(Dataset excerpt)
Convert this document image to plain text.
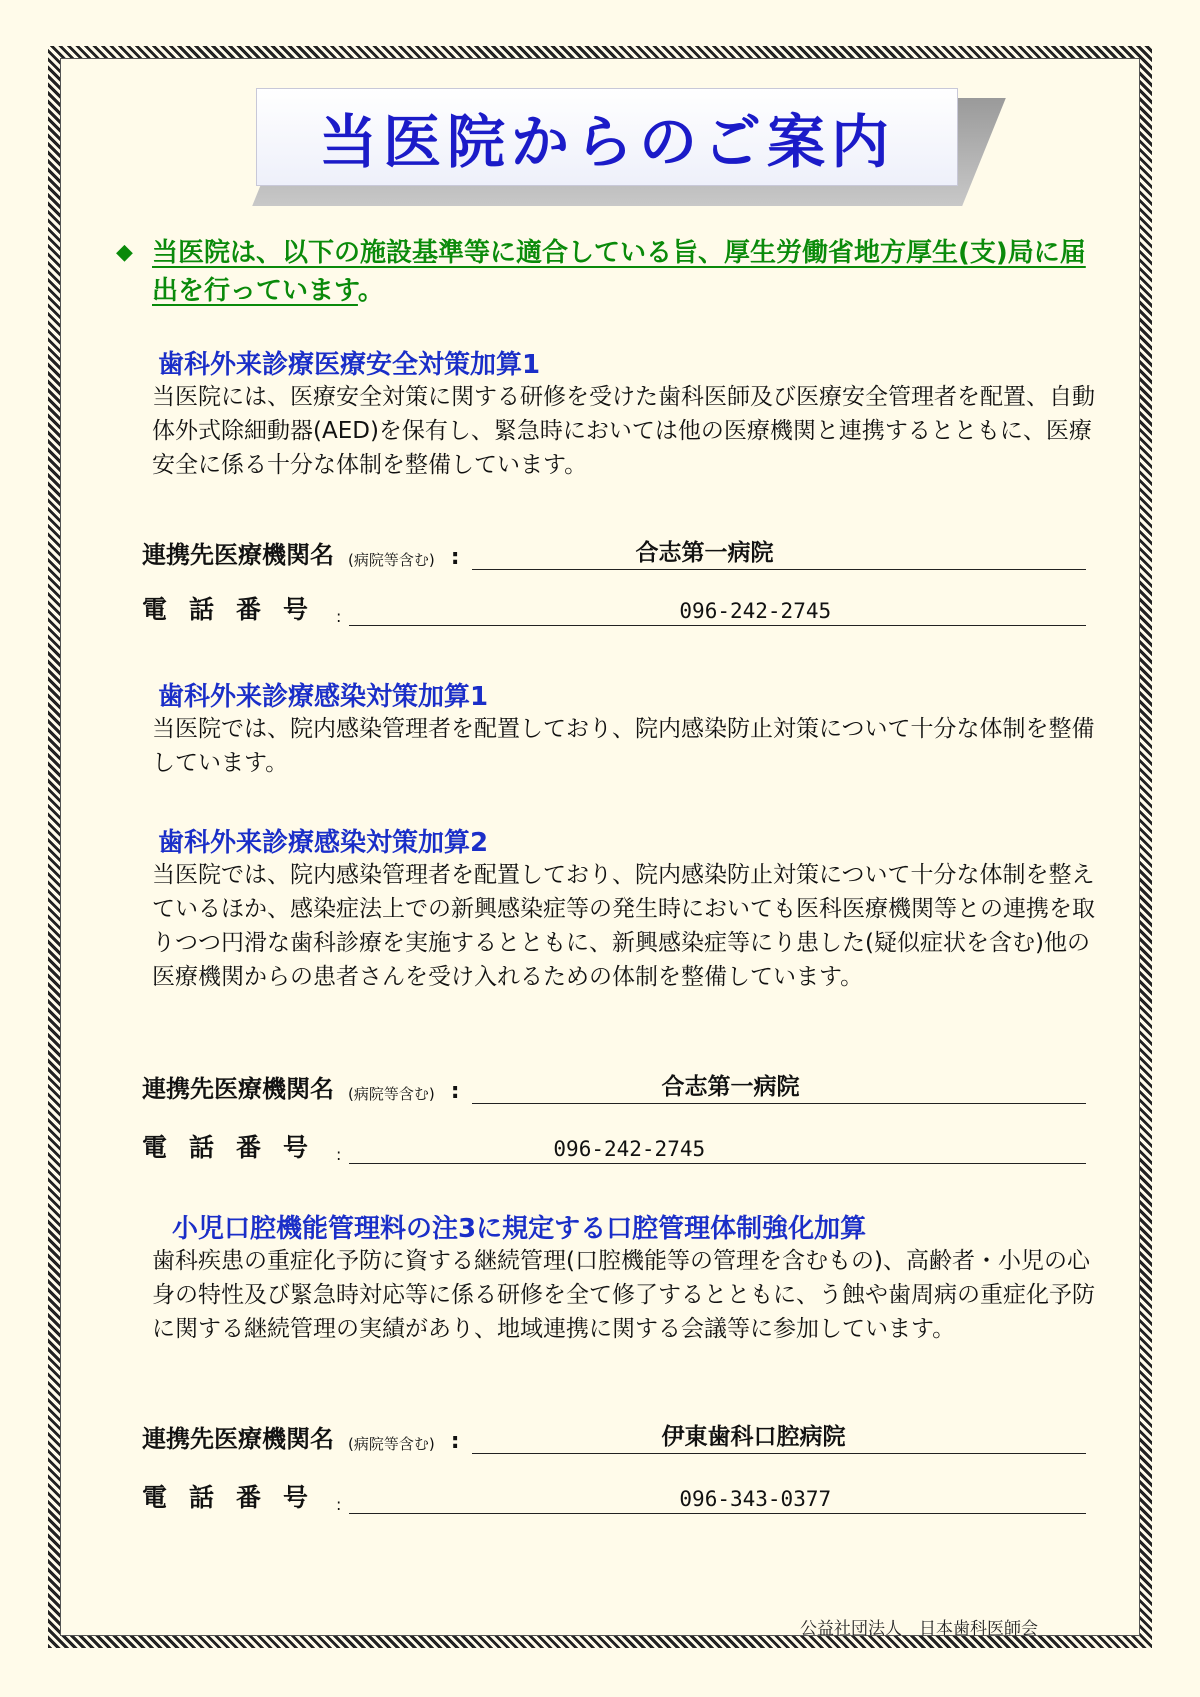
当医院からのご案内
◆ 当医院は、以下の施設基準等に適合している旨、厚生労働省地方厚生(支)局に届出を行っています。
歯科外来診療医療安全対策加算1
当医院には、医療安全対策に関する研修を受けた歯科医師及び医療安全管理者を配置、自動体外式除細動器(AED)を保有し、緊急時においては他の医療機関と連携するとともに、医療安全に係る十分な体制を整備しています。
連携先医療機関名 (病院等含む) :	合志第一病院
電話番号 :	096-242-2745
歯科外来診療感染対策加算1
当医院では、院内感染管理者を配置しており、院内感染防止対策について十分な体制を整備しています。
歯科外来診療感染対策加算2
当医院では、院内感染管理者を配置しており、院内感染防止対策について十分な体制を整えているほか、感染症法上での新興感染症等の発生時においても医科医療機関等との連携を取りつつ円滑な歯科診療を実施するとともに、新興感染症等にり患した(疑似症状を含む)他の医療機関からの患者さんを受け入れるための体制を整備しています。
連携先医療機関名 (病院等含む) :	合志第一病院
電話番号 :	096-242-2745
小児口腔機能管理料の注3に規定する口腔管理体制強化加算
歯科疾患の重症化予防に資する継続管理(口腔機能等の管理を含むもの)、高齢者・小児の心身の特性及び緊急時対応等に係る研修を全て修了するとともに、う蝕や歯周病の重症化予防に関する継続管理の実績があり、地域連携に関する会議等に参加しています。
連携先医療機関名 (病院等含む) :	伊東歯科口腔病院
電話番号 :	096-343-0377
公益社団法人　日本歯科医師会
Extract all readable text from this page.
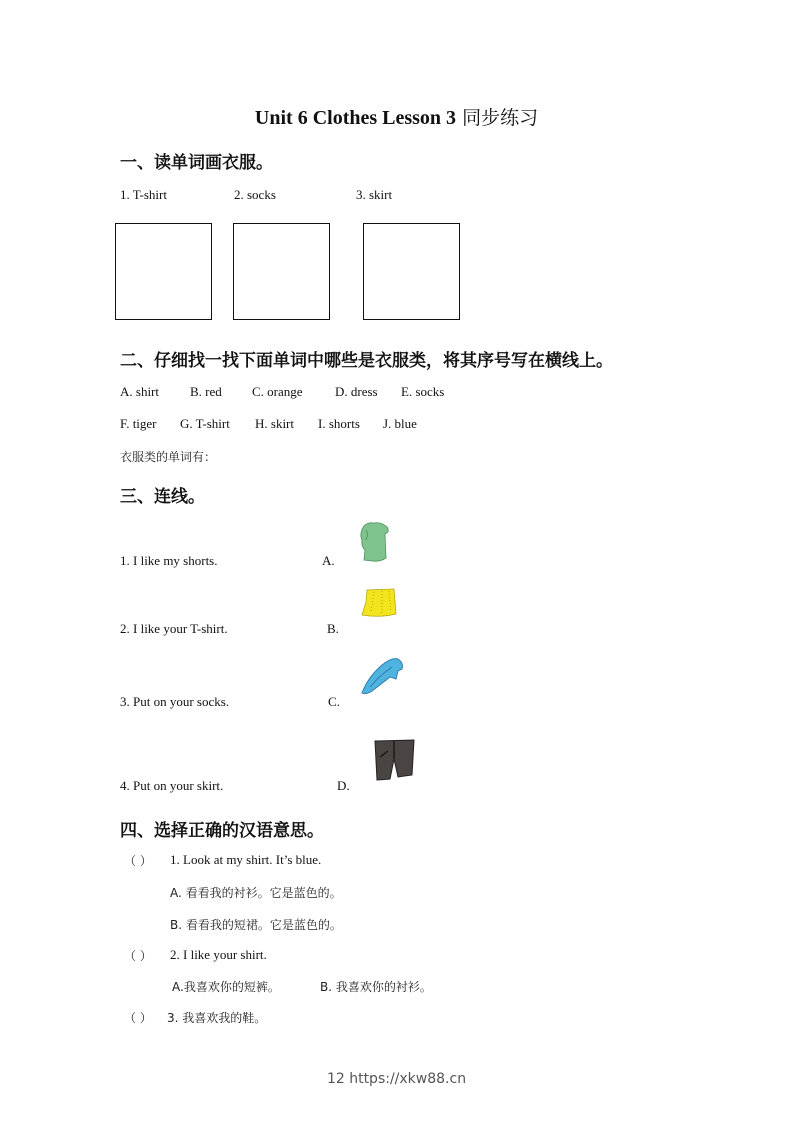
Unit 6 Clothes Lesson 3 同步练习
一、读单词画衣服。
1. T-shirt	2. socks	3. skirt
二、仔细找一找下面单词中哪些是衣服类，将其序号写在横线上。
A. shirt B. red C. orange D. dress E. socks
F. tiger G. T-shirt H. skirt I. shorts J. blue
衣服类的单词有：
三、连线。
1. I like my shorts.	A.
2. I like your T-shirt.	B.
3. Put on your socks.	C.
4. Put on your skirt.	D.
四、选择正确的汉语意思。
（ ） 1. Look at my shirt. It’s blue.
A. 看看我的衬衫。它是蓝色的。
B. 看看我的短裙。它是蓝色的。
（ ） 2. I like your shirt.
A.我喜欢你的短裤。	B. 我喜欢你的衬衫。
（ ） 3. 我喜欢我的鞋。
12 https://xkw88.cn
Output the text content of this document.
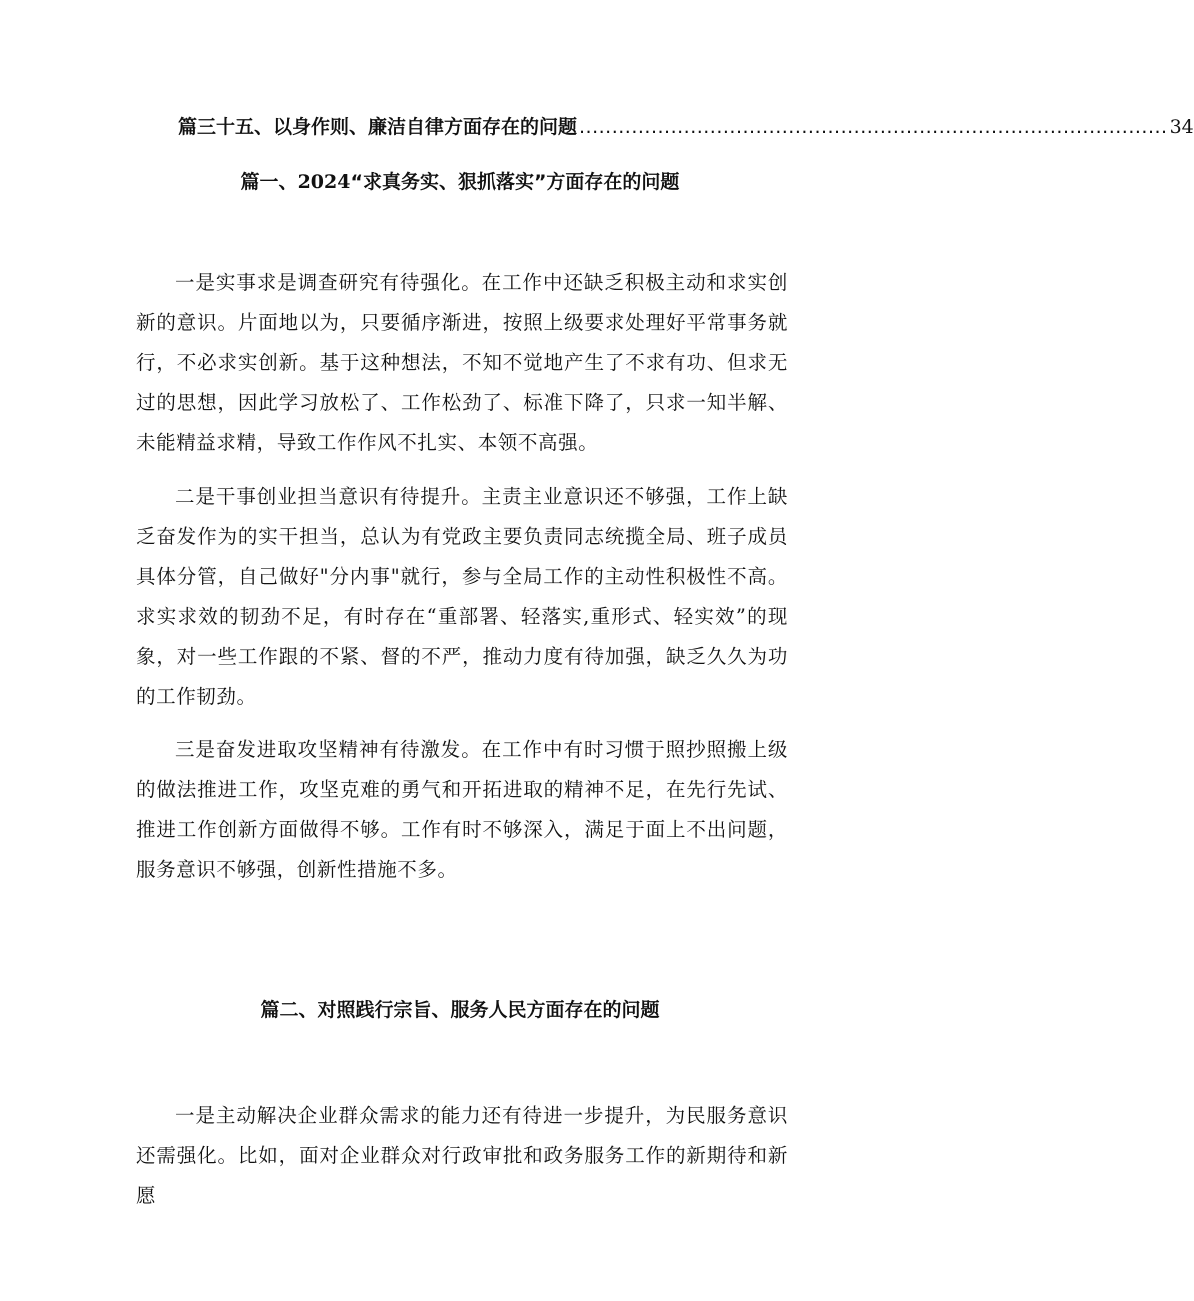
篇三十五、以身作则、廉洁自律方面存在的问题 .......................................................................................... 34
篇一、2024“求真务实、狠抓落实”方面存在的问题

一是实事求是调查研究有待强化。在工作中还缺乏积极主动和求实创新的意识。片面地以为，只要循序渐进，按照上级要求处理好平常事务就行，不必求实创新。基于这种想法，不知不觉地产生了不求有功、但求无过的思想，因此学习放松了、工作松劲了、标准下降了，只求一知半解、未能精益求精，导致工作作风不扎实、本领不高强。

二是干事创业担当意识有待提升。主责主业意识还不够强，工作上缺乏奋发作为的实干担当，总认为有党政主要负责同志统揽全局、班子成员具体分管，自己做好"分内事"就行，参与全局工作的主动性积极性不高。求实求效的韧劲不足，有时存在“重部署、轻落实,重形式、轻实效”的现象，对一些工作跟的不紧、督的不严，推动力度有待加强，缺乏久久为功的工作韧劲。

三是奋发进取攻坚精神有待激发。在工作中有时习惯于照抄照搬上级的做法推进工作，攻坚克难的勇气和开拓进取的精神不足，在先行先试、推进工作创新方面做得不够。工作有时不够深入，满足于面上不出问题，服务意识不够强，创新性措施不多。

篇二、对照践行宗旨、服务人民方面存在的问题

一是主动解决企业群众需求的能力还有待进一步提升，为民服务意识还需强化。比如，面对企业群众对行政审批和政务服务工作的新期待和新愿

§ Required work: Excluding pictures, copy exactly the lines from the line containing "Extract all readable text from this page." through the last line of the data, inclusive.

§ Full output:
Extract all readable text from this page.
Unit 6 Clothes Lesson 3 同步练习
一、读单词画衣服。
1. T-shirt	2. socks	3. skirt
二、仔细找一找下面单词中哪些是衣服类，将其序号写在横线上。
A. shirt B. red C. orange D. dress E. socks
F. tiger G. T-shirt H. skirt I. shorts J. blue
衣服类的单词有：
三、连线。
1. I like my shorts.	A.
2. I like your T-shirt.	B.
3. Put on your socks.	C.
4. Put on your skirt.	D.
四、选择正确的汉语意思。
（ ） 1. Look at my shirt. It’s blue.
A. 看看我的衬衫。它是蓝色的。
B. 看看我的短裙。它是蓝色的。
（ ） 2. I like your shirt.
A.我喜欢你的短裤。	B. 我喜欢你的衬衫。
（ ） 3. 我喜欢我的鞋。
12 https://xkw88.cn
Output the text content of this document.
篇三十五、以身作则、廉洁自律方面存在的问题 .......................................................................................... 34
篇一、2024“求真务实、狠抓落实”方面存在的问题

一是实事求是调查研究有待强化。在工作中还缺乏积极主动和求实创新的意识。片面地以为，只要循序渐进，按照上级要求处理好平常事务就行，不必求实创新。基于这种想法，不知不觉地产生了不求有功、但求无过的思想，因此学习放松了、工作松劲了、标准下降了，只求一知半解、未能精益求精，导致工作作风不扎实、本领不高强。

二是干事创业担当意识有待提升。主责主业意识还不够强，工作上缺乏奋发作为的实干担当，总认为有党政主要负责同志统揽全局、班子成员具体分管，自己做好"分内事"就行，参与全局工作的主动性积极性不高。求实求效的韧劲不足，有时存在“重部署、轻落实,重形式、轻实效”的现象，对一些工作跟的不紧、督的不严，推动力度有待加强，缺乏久久为功的工作韧劲。

三是奋发进取攻坚精神有待激发。在工作中有时习惯于照抄照搬上级的做法推进工作，攻坚克难的勇气和开拓进取的精神不足，在先行先试、推进工作创新方面做得不够。工作有时不够深入，满足于面上不出问题，服务意识不够强，创新性措施不多。

篇二、对照践行宗旨、服务人民方面存在的问题

一是主动解决企业群众需求的能力还有待进一步提升，为民服务意识还需强化。比如，面对企业群众对行政审批和政务服务工作的新期待和新愿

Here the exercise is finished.